▶ Exercise: List each line holding the string "prosecution".
* * *
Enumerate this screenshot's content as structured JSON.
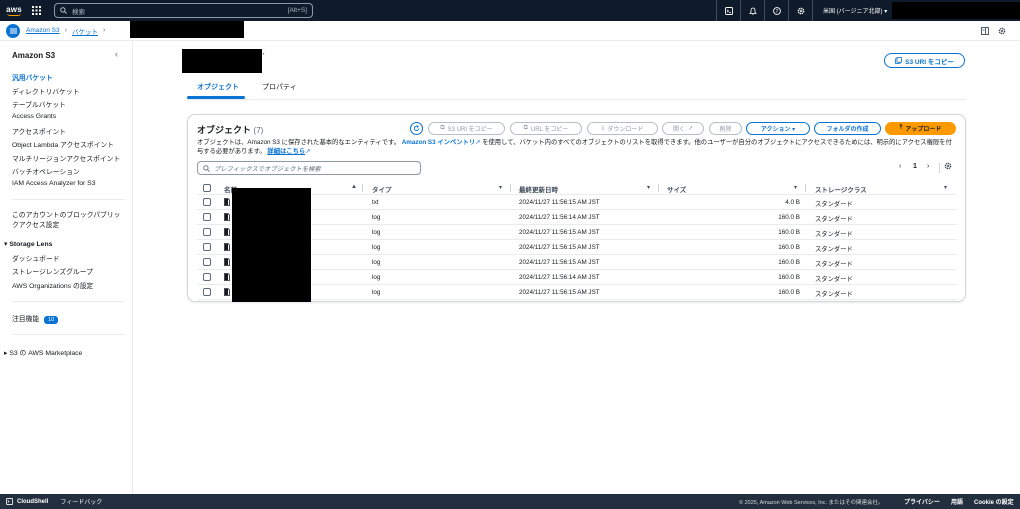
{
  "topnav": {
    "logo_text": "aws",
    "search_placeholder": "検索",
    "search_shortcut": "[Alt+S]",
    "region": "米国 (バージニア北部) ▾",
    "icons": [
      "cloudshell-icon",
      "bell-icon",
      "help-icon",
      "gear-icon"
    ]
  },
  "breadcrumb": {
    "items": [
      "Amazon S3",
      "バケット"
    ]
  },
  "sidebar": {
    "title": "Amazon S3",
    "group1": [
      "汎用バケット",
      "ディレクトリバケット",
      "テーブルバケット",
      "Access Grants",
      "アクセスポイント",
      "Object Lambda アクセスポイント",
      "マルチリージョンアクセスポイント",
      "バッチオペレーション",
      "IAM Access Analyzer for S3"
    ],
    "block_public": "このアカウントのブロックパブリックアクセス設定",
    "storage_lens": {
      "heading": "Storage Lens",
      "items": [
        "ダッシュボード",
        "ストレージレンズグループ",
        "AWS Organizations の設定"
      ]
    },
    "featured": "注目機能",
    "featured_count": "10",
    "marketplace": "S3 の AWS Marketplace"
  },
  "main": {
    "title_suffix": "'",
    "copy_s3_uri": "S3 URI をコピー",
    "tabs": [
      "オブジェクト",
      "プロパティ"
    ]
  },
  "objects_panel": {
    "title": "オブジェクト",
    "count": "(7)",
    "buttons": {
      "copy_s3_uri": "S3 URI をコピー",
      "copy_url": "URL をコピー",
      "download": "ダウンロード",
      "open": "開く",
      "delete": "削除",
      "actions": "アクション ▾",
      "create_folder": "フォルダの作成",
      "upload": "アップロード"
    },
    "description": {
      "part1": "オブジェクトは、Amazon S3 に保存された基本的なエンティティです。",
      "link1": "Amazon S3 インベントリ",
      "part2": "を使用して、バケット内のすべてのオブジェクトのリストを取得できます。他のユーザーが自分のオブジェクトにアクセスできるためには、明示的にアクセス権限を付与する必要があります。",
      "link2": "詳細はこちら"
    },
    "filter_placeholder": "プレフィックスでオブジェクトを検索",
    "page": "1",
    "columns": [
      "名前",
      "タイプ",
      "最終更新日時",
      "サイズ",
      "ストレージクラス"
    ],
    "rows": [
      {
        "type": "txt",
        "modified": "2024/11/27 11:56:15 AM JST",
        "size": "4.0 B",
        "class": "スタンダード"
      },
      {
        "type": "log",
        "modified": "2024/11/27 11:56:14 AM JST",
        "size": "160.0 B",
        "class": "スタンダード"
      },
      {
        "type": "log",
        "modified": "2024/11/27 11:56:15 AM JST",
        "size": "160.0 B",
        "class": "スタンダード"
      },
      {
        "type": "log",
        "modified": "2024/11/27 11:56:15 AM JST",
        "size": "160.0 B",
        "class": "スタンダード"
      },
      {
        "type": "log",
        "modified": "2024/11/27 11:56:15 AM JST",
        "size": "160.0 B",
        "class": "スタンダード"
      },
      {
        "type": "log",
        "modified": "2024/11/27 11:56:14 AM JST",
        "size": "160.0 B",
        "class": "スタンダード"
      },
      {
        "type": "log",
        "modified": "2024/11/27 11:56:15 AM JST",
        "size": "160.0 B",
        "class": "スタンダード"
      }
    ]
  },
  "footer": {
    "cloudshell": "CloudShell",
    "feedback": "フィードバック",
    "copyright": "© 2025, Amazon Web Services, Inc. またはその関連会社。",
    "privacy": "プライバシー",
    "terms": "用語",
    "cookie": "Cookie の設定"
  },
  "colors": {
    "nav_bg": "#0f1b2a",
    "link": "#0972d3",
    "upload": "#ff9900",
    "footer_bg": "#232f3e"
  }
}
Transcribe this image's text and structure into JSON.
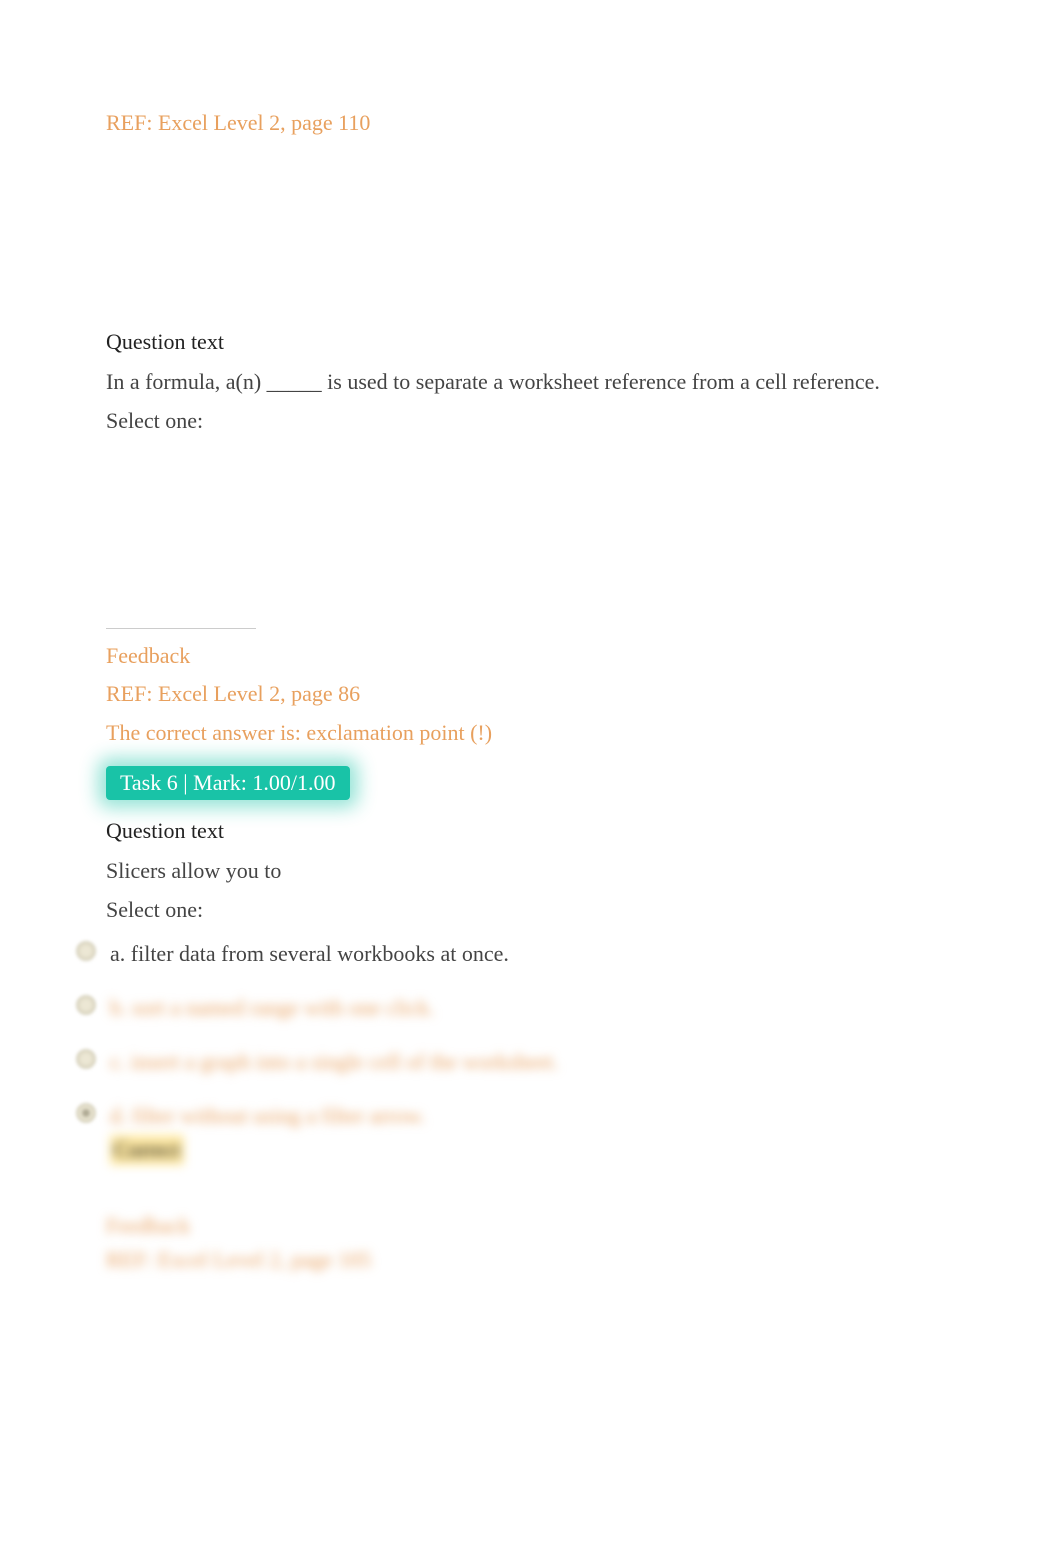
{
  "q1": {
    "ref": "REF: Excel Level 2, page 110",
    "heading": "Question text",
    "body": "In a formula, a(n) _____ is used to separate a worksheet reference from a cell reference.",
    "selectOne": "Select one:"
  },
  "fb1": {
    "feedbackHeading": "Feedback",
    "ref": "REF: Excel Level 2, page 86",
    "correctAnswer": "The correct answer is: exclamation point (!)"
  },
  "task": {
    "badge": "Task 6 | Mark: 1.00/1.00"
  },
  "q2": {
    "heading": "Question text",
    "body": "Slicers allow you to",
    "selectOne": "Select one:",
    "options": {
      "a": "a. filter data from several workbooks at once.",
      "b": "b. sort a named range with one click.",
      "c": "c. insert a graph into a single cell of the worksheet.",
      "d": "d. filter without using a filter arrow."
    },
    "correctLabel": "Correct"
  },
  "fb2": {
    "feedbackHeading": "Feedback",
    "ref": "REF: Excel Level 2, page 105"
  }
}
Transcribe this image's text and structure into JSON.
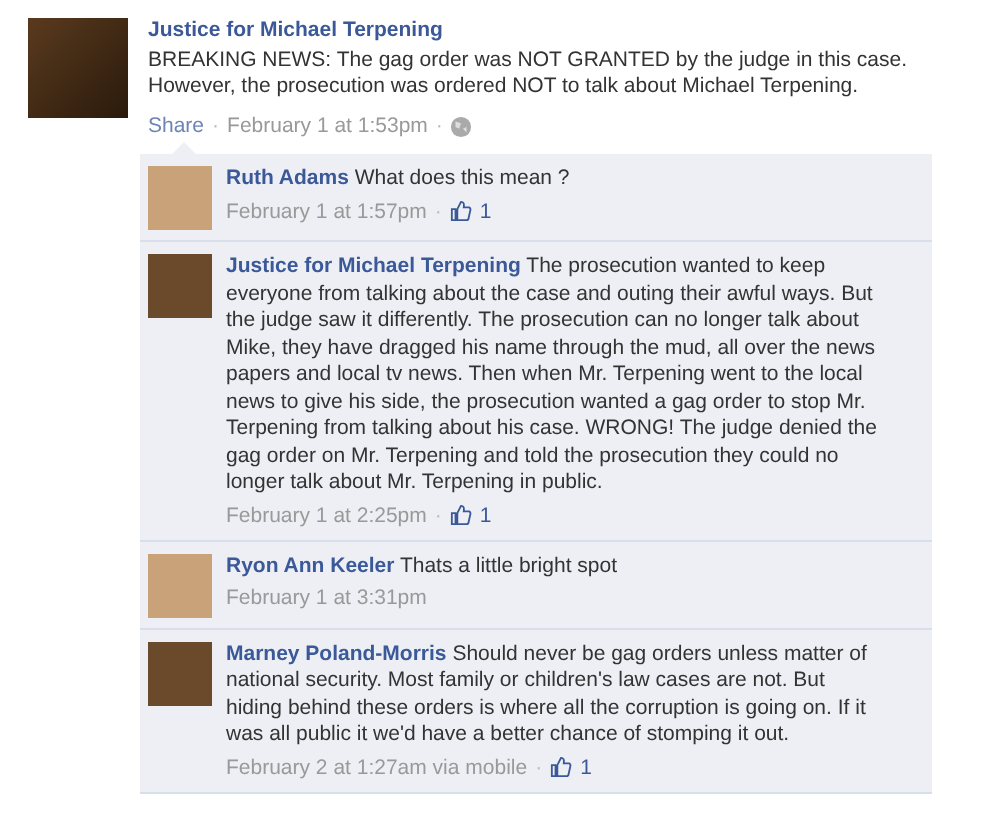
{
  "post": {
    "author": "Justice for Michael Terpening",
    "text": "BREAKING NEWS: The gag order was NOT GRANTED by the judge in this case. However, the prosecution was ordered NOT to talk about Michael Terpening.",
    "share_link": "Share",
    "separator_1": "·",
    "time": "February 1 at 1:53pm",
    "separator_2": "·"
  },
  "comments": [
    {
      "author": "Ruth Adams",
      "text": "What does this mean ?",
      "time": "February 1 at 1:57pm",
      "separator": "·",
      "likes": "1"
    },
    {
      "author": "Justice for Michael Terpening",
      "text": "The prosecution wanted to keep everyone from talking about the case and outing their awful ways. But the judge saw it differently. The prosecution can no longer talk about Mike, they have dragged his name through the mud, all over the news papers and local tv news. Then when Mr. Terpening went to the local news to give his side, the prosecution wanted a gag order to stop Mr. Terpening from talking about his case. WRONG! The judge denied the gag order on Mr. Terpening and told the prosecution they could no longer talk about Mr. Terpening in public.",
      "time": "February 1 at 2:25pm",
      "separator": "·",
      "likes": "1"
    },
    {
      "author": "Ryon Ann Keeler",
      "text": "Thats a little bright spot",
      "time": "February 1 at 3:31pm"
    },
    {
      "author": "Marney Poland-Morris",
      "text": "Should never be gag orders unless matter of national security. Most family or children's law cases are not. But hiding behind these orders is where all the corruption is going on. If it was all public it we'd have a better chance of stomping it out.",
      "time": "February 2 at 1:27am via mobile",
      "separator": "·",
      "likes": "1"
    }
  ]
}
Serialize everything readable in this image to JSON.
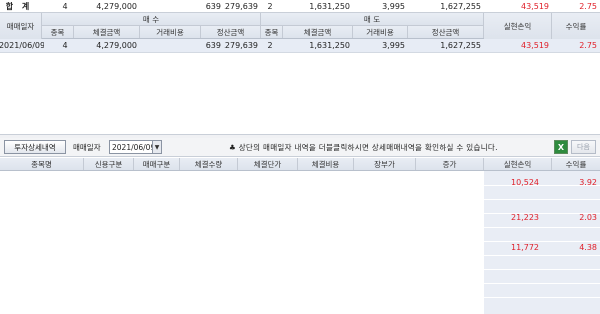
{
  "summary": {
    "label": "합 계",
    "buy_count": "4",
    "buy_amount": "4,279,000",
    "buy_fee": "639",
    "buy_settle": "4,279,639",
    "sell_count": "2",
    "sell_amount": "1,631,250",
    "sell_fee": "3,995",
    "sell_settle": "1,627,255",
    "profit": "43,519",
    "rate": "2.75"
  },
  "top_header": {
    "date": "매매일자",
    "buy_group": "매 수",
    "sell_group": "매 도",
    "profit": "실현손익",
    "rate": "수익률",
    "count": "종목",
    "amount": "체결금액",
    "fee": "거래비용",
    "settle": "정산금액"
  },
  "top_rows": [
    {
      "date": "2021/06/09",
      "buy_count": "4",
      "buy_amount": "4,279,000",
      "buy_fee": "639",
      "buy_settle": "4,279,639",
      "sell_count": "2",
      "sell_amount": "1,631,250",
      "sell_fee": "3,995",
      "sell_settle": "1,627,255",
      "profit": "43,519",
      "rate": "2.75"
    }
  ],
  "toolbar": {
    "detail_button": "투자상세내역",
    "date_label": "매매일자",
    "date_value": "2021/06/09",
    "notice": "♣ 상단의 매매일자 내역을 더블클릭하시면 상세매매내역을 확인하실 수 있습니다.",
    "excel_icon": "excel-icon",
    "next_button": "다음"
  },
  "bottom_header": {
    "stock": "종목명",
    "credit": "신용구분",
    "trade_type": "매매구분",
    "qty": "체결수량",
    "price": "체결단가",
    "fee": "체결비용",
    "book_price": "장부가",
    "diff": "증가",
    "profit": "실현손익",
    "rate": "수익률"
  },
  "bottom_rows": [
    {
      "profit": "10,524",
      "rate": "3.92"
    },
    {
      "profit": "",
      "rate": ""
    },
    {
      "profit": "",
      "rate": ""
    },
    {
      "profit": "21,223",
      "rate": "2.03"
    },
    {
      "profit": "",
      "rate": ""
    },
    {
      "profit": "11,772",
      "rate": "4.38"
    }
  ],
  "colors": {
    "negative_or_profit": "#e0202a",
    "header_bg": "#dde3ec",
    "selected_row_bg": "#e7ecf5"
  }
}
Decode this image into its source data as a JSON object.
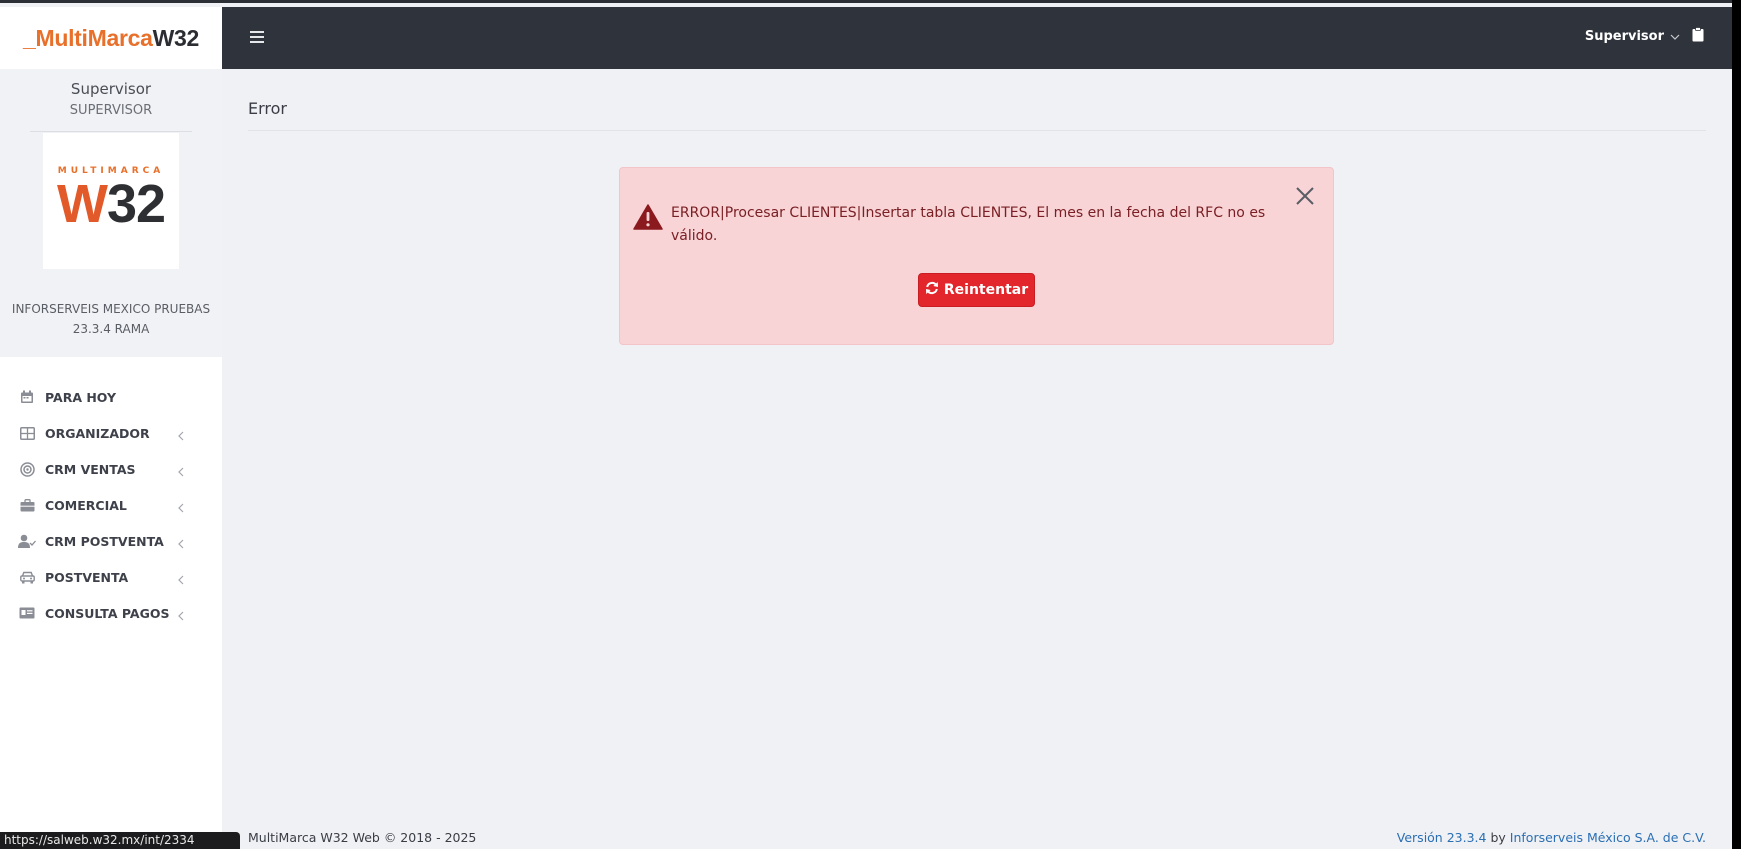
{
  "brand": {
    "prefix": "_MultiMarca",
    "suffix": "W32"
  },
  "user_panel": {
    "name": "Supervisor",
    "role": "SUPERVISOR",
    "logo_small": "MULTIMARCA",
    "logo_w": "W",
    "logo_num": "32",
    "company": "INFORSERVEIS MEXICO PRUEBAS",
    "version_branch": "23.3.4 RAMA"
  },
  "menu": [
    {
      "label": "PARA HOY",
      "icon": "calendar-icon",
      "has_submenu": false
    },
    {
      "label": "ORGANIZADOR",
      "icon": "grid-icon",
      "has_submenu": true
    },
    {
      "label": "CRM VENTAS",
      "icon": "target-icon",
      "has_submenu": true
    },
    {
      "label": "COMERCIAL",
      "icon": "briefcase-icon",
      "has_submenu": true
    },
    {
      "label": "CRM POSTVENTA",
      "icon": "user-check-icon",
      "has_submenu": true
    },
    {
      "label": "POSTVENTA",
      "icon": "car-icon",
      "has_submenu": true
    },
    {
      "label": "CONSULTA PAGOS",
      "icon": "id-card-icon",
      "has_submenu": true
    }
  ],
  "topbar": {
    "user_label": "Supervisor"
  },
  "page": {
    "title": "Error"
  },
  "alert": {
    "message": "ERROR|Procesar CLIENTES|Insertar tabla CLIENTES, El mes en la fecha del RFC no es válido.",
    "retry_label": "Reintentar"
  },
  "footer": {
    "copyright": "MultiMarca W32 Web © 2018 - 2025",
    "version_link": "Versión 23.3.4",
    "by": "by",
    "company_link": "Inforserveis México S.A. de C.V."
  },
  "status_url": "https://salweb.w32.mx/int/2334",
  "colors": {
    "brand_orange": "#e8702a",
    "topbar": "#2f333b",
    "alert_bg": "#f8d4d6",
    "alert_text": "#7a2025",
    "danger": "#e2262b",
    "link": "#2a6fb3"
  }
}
* * *
▶ Solution for this task:
    "text": "BREAKING NEWS: The gag order was NOT GRANTED by the judge in this case. However, the prosecution was ordered NOT to talk about Michael Terpening.",
      "text": "The prosecution wanted to keep everyone from talking about the case and outing their awful ways. But the judge saw it differently. The prosecution can no longer talk about Mike, they have dragged his name through the mud, all over the news papers and local tv news. Then when Mr. Terpening went to the local news to give his side, the prosecution wanted a gag order to stop Mr. Terpening from talking about his case. WRONG! The judge denied the gag order on Mr. Terpening and told the prosecution they could no longer talk about Mr. Terpening in public.",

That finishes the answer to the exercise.